◆ **Exercise task**
Repeat all of the material below exactly as written, images excluded.

=====

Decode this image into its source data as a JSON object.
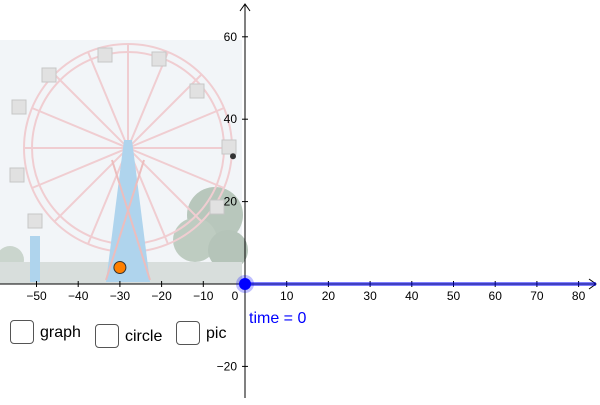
{
  "graph": {
    "x_axis": {
      "ticks": [
        "−50",
        "−40",
        "−30",
        "−20",
        "−10",
        "0",
        "10",
        "20",
        "30",
        "40",
        "50",
        "60",
        "70",
        "80"
      ],
      "range": [
        -58,
        86
      ]
    },
    "y_axis": {
      "ticks": [
        "60",
        "40",
        "20",
        "−20"
      ],
      "range": [
        -27,
        68
      ]
    },
    "colors": {
      "slider": "#0000ff",
      "orange_point": "#ff7f00",
      "black_point": "#333333",
      "axes": "#000000"
    },
    "background_image": "ferris-wheel-photo"
  },
  "slider": {
    "label": "time = 0",
    "value": 0
  },
  "checkboxes": [
    {
      "label": "graph",
      "checked": false
    },
    {
      "label": "circle",
      "checked": false
    },
    {
      "label": "pic",
      "checked": false
    }
  ],
  "points": {
    "orange": {
      "x": -30,
      "y": 4
    },
    "black": {
      "x": 0,
      "y": 31
    }
  }
}
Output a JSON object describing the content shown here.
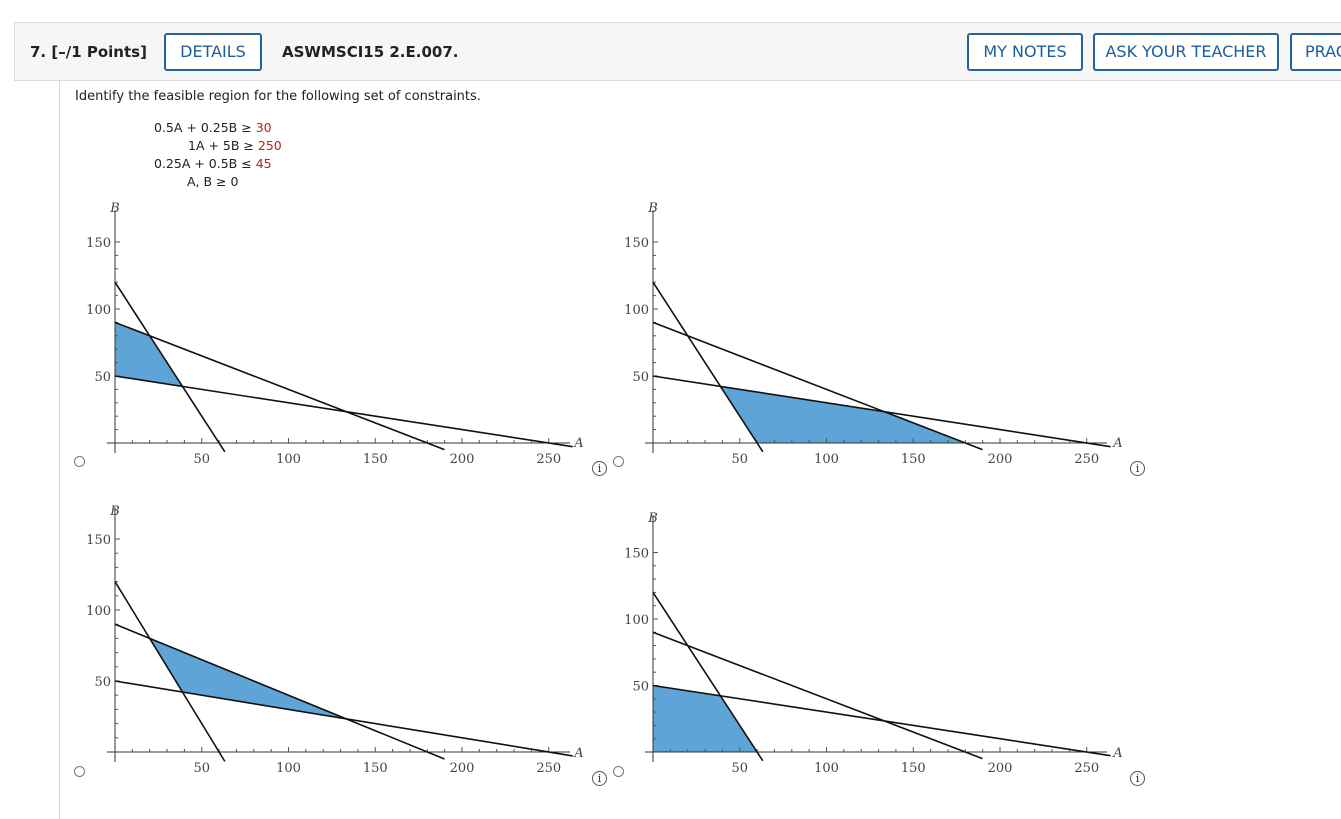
{
  "question": {
    "number": "7.",
    "points": "[–/1 Points]",
    "details_label": "DETAILS",
    "code": "ASWMSCI15 2.E.007.",
    "my_notes_label": "MY NOTES",
    "ask_teacher_label": "ASK YOUR TEACHER",
    "practice_label": "PRAC"
  },
  "prompt": "Identify the feasible region for the following set of constraints.",
  "constraints": [
    {
      "lhs": "0.5A + 0.25B ≥",
      "rhs": "30"
    },
    {
      "lhs": "1A + 5B ≥",
      "rhs": "250"
    },
    {
      "lhs": "0.25A + 0.5B ≤",
      "rhs": "45"
    },
    {
      "lhs": "A, B ≥ 0",
      "rhs": ""
    }
  ],
  "colors": {
    "accent": "#1c5d9a",
    "fill": "#5fa4d6",
    "constraint_value": "#c41a1a"
  },
  "info_icon_glyph": "i",
  "chart_data": [
    {
      "type": "area",
      "xlabel": "A",
      "ylabel": "B",
      "xlim": [
        0,
        255
      ],
      "ylim": [
        0,
        150
      ],
      "xticks": [
        50,
        100,
        150,
        200,
        250
      ],
      "yticks": [
        50,
        100,
        150
      ],
      "tick_labels_x": [
        "50",
        "100",
        "150",
        "200",
        "250"
      ],
      "tick_labels_y": [
        "50",
        "100",
        "150"
      ],
      "lines": [
        {
          "points": [
            [
              0,
              120
            ],
            [
              60,
              0
            ]
          ]
        },
        {
          "points": [
            [
              0,
              90
            ],
            [
              180,
              0
            ]
          ]
        },
        {
          "points": [
            [
              0,
              50
            ],
            [
              250,
              0
            ]
          ]
        }
      ],
      "region": [
        [
          0,
          50
        ],
        [
          0,
          90
        ],
        [
          20,
          80
        ],
        [
          38.9,
          42.2
        ]
      ]
    },
    {
      "type": "area",
      "xlabel": "A",
      "ylabel": "B",
      "xlim": [
        0,
        255
      ],
      "ylim": [
        0,
        150
      ],
      "xticks": [
        50,
        100,
        150,
        200,
        250
      ],
      "yticks": [
        50,
        100,
        150
      ],
      "tick_labels_x": [
        "50",
        "100",
        "150",
        "200",
        "250"
      ],
      "tick_labels_y": [
        "50",
        "100",
        "150"
      ],
      "lines": [
        {
          "points": [
            [
              0,
              120
            ],
            [
              60,
              0
            ]
          ]
        },
        {
          "points": [
            [
              0,
              90
            ],
            [
              180,
              0
            ]
          ]
        },
        {
          "points": [
            [
              0,
              50
            ],
            [
              250,
              0
            ]
          ]
        }
      ],
      "region": [
        [
          38.9,
          42.2
        ],
        [
          133.3,
          23.3
        ],
        [
          180,
          0
        ],
        [
          60,
          0
        ]
      ]
    },
    {
      "type": "area",
      "xlabel": "A",
      "ylabel": "B",
      "xlim": [
        0,
        255
      ],
      "ylim": [
        0,
        150
      ],
      "xticks": [
        50,
        100,
        150,
        200,
        250
      ],
      "yticks": [
        50,
        100,
        150
      ],
      "tick_labels_x": [
        "50",
        "100",
        "150",
        "200",
        "250"
      ],
      "tick_labels_y": [
        "50",
        "100",
        "150"
      ],
      "lines": [
        {
          "points": [
            [
              0,
              120
            ],
            [
              60,
              0
            ]
          ]
        },
        {
          "points": [
            [
              0,
              90
            ],
            [
              180,
              0
            ]
          ]
        },
        {
          "points": [
            [
              0,
              50
            ],
            [
              250,
              0
            ]
          ]
        }
      ],
      "region": [
        [
          20,
          80
        ],
        [
          133.3,
          23.3
        ],
        [
          38.9,
          42.2
        ]
      ]
    },
    {
      "type": "area",
      "xlabel": "A",
      "ylabel": "B",
      "xlim": [
        0,
        255
      ],
      "ylim": [
        0,
        150
      ],
      "xticks": [
        50,
        100,
        150,
        200,
        250
      ],
      "yticks": [
        50,
        100,
        150
      ],
      "tick_labels_x": [
        "50",
        "100",
        "150",
        "200",
        "250"
      ],
      "tick_labels_y": [
        "50",
        "100",
        "150"
      ],
      "lines": [
        {
          "points": [
            [
              0,
              120
            ],
            [
              60,
              0
            ]
          ]
        },
        {
          "points": [
            [
              0,
              90
            ],
            [
              180,
              0
            ]
          ]
        },
        {
          "points": [
            [
              0,
              50
            ],
            [
              250,
              0
            ]
          ]
        }
      ],
      "region": [
        [
          0,
          0
        ],
        [
          0,
          50
        ],
        [
          38.9,
          42.2
        ],
        [
          60,
          0
        ]
      ]
    }
  ]
}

=====

◆ **Finished task**
Decode this image into its source data as a JSON object.
{
  "graph": {
    "x_axis": {
      "ticks": [
        "−50",
        "−40",
        "−30",
        "−20",
        "−10",
        "0",
        "10",
        "20",
        "30",
        "40",
        "50",
        "60",
        "70",
        "80"
      ],
      "range": [
        -58,
        86
      ]
    },
    "y_axis": {
      "ticks": [
        "60",
        "40",
        "20",
        "−20"
      ],
      "range": [
        -27,
        68
      ]
    },
    "colors": {
      "slider": "#0000ff",
      "orange_point": "#ff7f00",
      "black_point": "#333333",
      "axes": "#000000"
    },
    "background_image": "ferris-wheel-photo"
  },
  "slider": {
    "label": "time = 0",
    "value": 0
  },
  "checkboxes": [
    {
      "label": "graph",
      "checked": false
    },
    {
      "label": "circle",
      "checked": false
    },
    {
      "label": "pic",
      "checked": false
    }
  ],
  "points": {
    "orange": {
      "x": -30,
      "y": 4
    },
    "black": {
      "x": 0,
      "y": 31
    }
  }
}
Output a JSON object describing the content shown here.
{
  "question": {
    "number": "7.",
    "points": "[–/1 Points]",
    "details_label": "DETAILS",
    "code": "ASWMSCI15 2.E.007.",
    "my_notes_label": "MY NOTES",
    "ask_teacher_label": "ASK YOUR TEACHER",
    "practice_label": "PRAC"
  },
  "prompt": "Identify the feasible region for the following set of constraints.",
  "constraints": [
    {
      "lhs": "0.5A + 0.25B ≥",
      "rhs": "30"
    },
    {
      "lhs": "1A + 5B ≥",
      "rhs": "250"
    },
    {
      "lhs": "0.25A + 0.5B ≤",
      "rhs": "45"
    },
    {
      "lhs": "A, B ≥ 0",
      "rhs": ""
    }
  ],
  "colors": {
    "accent": "#1c5d9a",
    "fill": "#5fa4d6",
    "constraint_value": "#c41a1a"
  },
  "info_icon_glyph": "i",
  "chart_data": [
    {
      "type": "area",
      "xlabel": "A",
      "ylabel": "B",
      "xlim": [
        0,
        255
      ],
      "ylim": [
        0,
        150
      ],
      "xticks": [
        50,
        100,
        150,
        200,
        250
      ],
      "yticks": [
        50,
        100,
        150
      ],
      "tick_labels_x": [
        "50",
        "100",
        "150",
        "200",
        "250"
      ],
      "tick_labels_y": [
        "50",
        "100",
        "150"
      ],
      "lines": [
        {
          "points": [
            [
              0,
              120
            ],
            [
              60,
              0
            ]
          ]
        },
        {
          "points": [
            [
              0,
              90
            ],
            [
              180,
              0
            ]
          ]
        },
        {
          "points": [
            [
              0,
              50
            ],
            [
              250,
              0
            ]
          ]
        }
      ],
      "region": [
        [
          0,
          50
        ],
        [
          0,
          90
        ],
        [
          20,
          80
        ],
        [
          38.9,
          42.2
        ]
      ]
    },
    {
      "type": "area",
      "xlabel": "A",
      "ylabel": "B",
      "xlim": [
        0,
        255
      ],
      "ylim": [
        0,
        150
      ],
      "xticks": [
        50,
        100,
        150,
        200,
        250
      ],
      "yticks": [
        50,
        100,
        150
      ],
      "tick_labels_x": [
        "50",
        "100",
        "150",
        "200",
        "250"
      ],
      "tick_labels_y": [
        "50",
        "100",
        "150"
      ],
      "lines": [
        {
          "points": [
            [
              0,
              120
            ],
            [
              60,
              0
            ]
          ]
        },
        {
          "points": [
            [
              0,
              90
            ],
            [
              180,
              0
            ]
          ]
        },
        {
          "points": [
            [
              0,
              50
            ],
            [
              250,
              0
            ]
          ]
        }
      ],
      "region": [
        [
          38.9,
          42.2
        ],
        [
          133.3,
          23.3
        ],
        [
          180,
          0
        ],
        [
          60,
          0
        ]
      ]
    },
    {
      "type": "area",
      "xlabel": "A",
      "ylabel": "B",
      "xlim": [
        0,
        255
      ],
      "ylim": [
        0,
        150
      ],
      "xticks": [
        50,
        100,
        150,
        200,
        250
      ],
      "yticks": [
        50,
        100,
        150
      ],
      "tick_labels_x": [
        "50",
        "100",
        "150",
        "200",
        "250"
      ],
      "tick_labels_y": [
        "50",
        "100",
        "150"
      ],
      "lines": [
        {
          "points": [
            [
              0,
              120
            ],
            [
              60,
              0
            ]
          ]
        },
        {
          "points": [
            [
              0,
              90
            ],
            [
              180,
              0
            ]
          ]
        },
        {
          "points": [
            [
              0,
              50
            ],
            [
              250,
              0
            ]
          ]
        }
      ],
      "region": [
        [
          20,
          80
        ],
        [
          133.3,
          23.3
        ],
        [
          38.9,
          42.2
        ]
      ]
    },
    {
      "type": "area",
      "xlabel": "A",
      "ylabel": "B",
      "xlim": [
        0,
        255
      ],
      "ylim": [
        0,
        150
      ],
      "xticks": [
        50,
        100,
        150,
        200,
        250
      ],
      "yticks": [
        50,
        100,
        150
      ],
      "tick_labels_x": [
        "50",
        "100",
        "150",
        "200",
        "250"
      ],
      "tick_labels_y": [
        "50",
        "100",
        "150"
      ],
      "lines": [
        {
          "points": [
            [
              0,
              120
            ],
            [
              60,
              0
            ]
          ]
        },
        {
          "points": [
            [
              0,
              90
            ],
            [
              180,
              0
            ]
          ]
        },
        {
          "points": [
            [
              0,
              50
            ],
            [
              250,
              0
            ]
          ]
        }
      ],
      "region": [
        [
          0,
          0
        ],
        [
          0,
          50
        ],
        [
          38.9,
          42.2
        ],
        [
          60,
          0
        ]
      ]
    }
  ]
}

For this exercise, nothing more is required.